__WAT TE DOEN__
Beantwoord deze vragen met het fragment hieronder:
1. Hoe lang duurde de periode van vrede voordat de Israëlieten de zuivere aanbidding opnieuw verlieten?
2. Welke twee volken hielpen Eglon bij zijn aanval op Israël?
3. In welke stad bouwde Eglon zijn paleis?

__FRAGMENT__
Uit deze gebeurtenissen hadden de Israëlieten een fundamentele waarheid moeten leren — gehoorzaamheid aan Jehovah brengt zegeningen, terwijl ongehoorzaamheid tot vervloekingen leidt (Deuteronomium 11:26-28). Maar het volk Israël bleef in gebreke deze les ter harte te nemen. Na een veertigjarige periode van vrede verlieten zij de zuivere aanbidding opnieuw. — Rechters 3:12.
Door Moab veroverd
Dit keer liet Jehovah toe dat zijn volk in handen viel van koning Eglon van Moab. De bijbel beschrijft hem als „een zeer zwaarlijvig man”. Geholpen door Ammon en Amalek viel Eglon Israël aan en bouwde zijn paleis in Jericho, „de Palmenstad”. Hoe ironisch dat de eerste Kanaänitische stad die Israël had veroverd, nu het hoofdkwartier huisvestte van iemand die de valse god Kamos aanbad!b — Rechters 3:12, 13, 17.

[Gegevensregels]
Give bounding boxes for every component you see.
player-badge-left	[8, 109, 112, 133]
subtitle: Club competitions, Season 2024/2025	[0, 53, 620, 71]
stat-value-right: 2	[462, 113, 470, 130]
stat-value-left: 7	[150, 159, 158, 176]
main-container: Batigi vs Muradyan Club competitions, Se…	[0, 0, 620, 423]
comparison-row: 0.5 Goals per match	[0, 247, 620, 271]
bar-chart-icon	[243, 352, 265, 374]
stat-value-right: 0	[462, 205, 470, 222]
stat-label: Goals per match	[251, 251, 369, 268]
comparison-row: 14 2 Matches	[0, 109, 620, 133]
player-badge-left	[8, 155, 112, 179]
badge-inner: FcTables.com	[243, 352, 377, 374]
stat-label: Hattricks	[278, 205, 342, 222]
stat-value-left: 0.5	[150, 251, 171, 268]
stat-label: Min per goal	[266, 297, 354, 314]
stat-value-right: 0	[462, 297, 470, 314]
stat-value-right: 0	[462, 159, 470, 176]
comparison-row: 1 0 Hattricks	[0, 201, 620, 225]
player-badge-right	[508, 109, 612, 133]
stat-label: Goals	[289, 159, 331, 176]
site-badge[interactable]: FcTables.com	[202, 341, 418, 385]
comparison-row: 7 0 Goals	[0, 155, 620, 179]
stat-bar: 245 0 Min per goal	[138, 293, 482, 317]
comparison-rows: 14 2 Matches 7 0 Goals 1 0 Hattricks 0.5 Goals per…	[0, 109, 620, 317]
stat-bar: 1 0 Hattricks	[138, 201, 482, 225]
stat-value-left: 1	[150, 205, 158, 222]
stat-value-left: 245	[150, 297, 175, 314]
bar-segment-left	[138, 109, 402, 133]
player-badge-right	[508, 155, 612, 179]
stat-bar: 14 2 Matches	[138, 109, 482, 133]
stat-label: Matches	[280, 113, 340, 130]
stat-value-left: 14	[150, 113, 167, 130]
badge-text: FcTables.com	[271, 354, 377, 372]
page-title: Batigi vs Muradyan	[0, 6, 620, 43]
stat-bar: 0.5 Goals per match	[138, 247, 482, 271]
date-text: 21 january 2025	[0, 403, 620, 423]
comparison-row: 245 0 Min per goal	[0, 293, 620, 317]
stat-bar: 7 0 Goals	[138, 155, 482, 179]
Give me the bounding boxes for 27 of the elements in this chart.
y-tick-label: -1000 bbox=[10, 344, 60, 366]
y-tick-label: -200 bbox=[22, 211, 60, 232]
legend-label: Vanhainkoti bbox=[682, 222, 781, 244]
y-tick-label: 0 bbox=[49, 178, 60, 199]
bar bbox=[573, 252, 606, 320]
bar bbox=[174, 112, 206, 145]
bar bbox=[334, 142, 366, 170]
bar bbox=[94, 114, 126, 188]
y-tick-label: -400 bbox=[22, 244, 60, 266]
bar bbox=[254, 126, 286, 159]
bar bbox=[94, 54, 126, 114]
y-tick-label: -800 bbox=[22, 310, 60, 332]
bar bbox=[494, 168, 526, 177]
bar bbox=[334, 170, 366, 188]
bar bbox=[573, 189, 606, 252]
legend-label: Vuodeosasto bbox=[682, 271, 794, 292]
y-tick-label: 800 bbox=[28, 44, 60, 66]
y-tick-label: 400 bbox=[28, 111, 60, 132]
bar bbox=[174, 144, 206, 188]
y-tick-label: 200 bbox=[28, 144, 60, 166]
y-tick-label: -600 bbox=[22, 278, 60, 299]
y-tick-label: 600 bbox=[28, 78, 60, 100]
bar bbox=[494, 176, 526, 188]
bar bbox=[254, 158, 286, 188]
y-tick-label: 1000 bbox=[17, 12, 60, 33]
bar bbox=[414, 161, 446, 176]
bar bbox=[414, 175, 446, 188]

__DE OPLOSSING__
1. Veertig jaar.
2. Ammon en Amalek.
3. In Jericho, „de Palmenstad”.